◆ GOAL: Each entry in the listing below should be restated word for word.

◆ RAW DATA:

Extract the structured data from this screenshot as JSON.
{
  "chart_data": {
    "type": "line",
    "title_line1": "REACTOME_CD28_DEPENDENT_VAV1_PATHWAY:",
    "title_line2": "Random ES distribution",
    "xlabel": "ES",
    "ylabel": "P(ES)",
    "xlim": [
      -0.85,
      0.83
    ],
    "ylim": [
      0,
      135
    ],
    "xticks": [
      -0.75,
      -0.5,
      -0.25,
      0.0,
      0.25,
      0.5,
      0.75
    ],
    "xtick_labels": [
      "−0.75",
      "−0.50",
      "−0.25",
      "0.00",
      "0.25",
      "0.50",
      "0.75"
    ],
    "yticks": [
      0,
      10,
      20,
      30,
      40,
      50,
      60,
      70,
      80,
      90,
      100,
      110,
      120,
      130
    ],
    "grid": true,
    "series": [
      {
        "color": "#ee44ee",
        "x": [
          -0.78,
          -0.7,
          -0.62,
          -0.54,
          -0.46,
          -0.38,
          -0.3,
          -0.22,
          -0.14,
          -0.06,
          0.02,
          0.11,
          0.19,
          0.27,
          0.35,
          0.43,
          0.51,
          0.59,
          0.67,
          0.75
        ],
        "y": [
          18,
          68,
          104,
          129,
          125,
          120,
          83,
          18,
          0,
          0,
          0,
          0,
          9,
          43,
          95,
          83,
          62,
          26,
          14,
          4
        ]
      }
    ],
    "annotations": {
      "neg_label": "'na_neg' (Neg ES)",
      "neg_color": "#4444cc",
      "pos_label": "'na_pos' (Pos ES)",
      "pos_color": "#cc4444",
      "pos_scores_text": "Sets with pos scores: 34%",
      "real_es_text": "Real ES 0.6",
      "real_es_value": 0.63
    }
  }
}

◆ RESULT:
Extract the structured data from this screenshot as JSON.
{
  "chart_data": {
    "type": "line",
    "title_line1": "REACTOME_CD28_DEPENDENT_VAV1_PATHWAY:",
    "title_line2": "Random ES distribution",
    "xlabel": "ES",
    "ylabel": "P(ES)",
    "xlim": [
      -0.85,
      0.83
    ],
    "ylim": [
      0,
      135
    ],
    "xticks": [
      -0.75,
      -0.5,
      -0.25,
      0.0,
      0.25,
      0.5,
      0.75
    ],
    "xtick_labels": [
      "−0.75",
      "−0.50",
      "−0.25",
      "0.00",
      "0.25",
      "0.50",
      "0.75"
    ],
    "yticks": [
      0,
      10,
      20,
      30,
      40,
      50,
      60,
      70,
      80,
      90,
      100,
      110,
      120,
      130
    ],
    "grid": true,
    "series": [
      {
        "color": "#ee44ee",
        "x": [
          -0.78,
          -0.7,
          -0.62,
          -0.54,
          -0.46,
          -0.38,
          -0.3,
          -0.22,
          -0.14,
          -0.06,
          0.02,
          0.11,
          0.19,
          0.27,
          0.35,
          0.43,
          0.51,
          0.59,
          0.67,
          0.75
        ],
        "y": [
          18,
          68,
          104,
          129,
          125,
          120,
          83,
          18,
          0,
          0,
          0,
          0,
          9,
          43,
          95,
          83,
          62,
          26,
          14,
          4
        ]
      }
    ],
    "annotations": {
      "neg_label": "'na_neg' (Neg ES)",
      "neg_color": "#4444cc",
      "pos_label": "'na_pos' (Pos ES)",
      "pos_color": "#cc4444",
      "pos_scores_text": "Sets with pos scores: 34%",
      "real_es_text": "Real ES 0.6",
      "real_es_value": 0.63
    }
  }
}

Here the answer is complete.